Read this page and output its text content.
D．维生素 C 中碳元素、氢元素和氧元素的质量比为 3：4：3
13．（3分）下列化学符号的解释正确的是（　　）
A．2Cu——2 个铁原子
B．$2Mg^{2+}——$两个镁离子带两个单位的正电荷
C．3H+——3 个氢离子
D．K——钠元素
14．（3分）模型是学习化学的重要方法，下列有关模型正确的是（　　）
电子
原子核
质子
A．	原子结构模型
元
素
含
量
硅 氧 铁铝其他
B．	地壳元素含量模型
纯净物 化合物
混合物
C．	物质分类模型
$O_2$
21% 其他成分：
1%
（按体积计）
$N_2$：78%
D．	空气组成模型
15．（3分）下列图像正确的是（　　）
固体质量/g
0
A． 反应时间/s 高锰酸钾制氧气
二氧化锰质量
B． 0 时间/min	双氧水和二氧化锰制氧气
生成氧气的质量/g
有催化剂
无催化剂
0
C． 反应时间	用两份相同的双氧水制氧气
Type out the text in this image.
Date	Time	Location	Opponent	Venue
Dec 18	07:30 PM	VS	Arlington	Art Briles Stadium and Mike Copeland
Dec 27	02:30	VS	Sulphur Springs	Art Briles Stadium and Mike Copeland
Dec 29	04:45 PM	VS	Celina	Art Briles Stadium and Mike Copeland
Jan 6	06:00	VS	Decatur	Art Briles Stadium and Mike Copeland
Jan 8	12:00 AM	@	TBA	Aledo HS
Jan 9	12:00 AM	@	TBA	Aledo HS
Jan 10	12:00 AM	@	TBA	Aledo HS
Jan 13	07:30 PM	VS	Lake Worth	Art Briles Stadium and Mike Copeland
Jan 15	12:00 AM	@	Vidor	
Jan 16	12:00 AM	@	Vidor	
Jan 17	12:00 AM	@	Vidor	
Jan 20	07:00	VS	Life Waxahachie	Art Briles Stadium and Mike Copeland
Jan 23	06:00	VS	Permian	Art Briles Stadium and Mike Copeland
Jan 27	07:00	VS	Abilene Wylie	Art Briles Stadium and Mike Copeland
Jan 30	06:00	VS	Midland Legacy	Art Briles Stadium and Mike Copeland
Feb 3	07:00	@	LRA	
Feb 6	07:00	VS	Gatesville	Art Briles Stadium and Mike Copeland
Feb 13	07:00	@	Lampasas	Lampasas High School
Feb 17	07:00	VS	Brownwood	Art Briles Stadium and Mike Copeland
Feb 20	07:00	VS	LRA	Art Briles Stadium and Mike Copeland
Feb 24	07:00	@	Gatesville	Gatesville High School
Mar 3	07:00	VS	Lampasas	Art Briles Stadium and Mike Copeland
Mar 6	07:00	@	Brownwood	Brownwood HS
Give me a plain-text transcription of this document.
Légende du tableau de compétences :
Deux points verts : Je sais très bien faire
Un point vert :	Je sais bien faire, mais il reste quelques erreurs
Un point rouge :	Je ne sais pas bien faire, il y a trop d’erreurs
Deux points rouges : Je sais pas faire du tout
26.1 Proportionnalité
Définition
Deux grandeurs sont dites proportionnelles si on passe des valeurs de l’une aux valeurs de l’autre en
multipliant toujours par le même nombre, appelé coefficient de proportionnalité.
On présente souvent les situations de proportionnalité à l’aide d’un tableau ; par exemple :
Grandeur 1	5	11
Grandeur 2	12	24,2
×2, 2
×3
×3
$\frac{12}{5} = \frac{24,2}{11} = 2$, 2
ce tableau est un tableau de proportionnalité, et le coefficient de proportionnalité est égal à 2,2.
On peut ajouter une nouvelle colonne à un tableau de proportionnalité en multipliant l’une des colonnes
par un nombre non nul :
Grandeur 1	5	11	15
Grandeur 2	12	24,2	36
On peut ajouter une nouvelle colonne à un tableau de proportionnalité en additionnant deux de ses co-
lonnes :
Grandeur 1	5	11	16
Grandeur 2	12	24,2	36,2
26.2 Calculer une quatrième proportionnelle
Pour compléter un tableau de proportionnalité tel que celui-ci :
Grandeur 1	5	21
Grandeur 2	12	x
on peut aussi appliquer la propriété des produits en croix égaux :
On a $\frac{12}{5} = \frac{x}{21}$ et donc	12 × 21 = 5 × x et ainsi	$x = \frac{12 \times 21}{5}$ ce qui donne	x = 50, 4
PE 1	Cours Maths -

__GIVEN PROBLEM__
Locate all lines in the listing above with the word "Lampasas" and copy them.

__IN RESPONSE__
Feb 13	07:00	@	Lampasas	Lampasas High School
Mar 3	07:00	VS	Lampasas	Art Briles Stadium and Mike Copeland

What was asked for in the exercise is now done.